▸ **Estratto della pagina**:
▶

Ecco: l’Europa, oggi, anzi, tutto l’Occidente, non è altro che un
lugubre, desolato, allucinante paesaggio con rovine, nel quale noi ci
aggiriamo stralunati e inebetiti, simili a dei morti viventi dopo una
catastrofe inimmaginabile. La città consumista è il nostro cimitero e
noi siamo gli zombie del cosiddetto benessere, sopravvissuti a
noi stessi, vergognosi di mostrarci per quello che siamo diventati,
eredi degenerati di una forte e sana razza di lavoratori, di padri e di
madri capaci di altruismo e abnegazione, di lavoratori con il culto
dell’onestà, di cristiani che prendevamo sul serio le cose di Dio.

◀

▸ **Voci fornite**:
▶

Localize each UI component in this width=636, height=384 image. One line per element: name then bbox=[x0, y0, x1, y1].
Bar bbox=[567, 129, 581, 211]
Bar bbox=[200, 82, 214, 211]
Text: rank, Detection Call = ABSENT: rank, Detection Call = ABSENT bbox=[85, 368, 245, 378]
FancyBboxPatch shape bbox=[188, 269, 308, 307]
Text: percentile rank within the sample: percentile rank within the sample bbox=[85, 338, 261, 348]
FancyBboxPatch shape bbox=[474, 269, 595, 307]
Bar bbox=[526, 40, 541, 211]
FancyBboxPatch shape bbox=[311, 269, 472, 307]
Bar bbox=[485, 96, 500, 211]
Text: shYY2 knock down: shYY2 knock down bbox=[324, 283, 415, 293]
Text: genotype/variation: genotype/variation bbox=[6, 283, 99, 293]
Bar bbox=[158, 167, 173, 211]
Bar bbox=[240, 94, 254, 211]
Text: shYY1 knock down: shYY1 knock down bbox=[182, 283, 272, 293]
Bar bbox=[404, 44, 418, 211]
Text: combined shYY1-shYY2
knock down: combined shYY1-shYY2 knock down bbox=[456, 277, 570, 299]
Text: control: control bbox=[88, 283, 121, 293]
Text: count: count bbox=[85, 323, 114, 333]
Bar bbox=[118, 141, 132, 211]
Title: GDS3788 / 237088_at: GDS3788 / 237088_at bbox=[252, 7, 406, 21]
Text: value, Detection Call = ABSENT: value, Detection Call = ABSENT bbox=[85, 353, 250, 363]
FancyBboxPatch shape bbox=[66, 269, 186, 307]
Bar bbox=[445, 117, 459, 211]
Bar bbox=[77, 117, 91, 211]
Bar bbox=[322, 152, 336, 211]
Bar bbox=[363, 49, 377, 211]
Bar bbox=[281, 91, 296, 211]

◀

▸ **Azioni richieste**:
(a) Nel brano sull'Occidente, che cosa viene detto della città consumista?
(b) Riporta il tratto del brano sull'Occidente che va da "Ecco: l’Europa, oggi, anzi, tutto" fino a "cose di Dio.".
Le voci sono materiale a sé, distinto dal brano sull'Occidente.

▸ **Risposte ai compiti**:
(a) La città consumista è il nostro cimitero.

(b)
Ecco: l’Europa, oggi, anzi, tutto l’Occidente, non è altro che un
lugubre, desolato, allucinante paesaggio con rovine, nel quale noi ci
aggiriamo stralunati e inebetiti, simili a dei morti viventi dopo una
catastrofe inimmaginabile. La città consumista è il nostro cimitero e
noi siamo gli zombie del cosiddetto benessere, sopravvissuti a
noi stessi, vergognosi di mostrarci per quello che siamo diventati,
eredi degenerati di una forte e sana razza di lavoratori, di padri e di
madri capaci di altruismo e abnegazione, di lavoratori con il culto
dell’onestà, di cristiani che prendevamo sul serio le cose di Dio.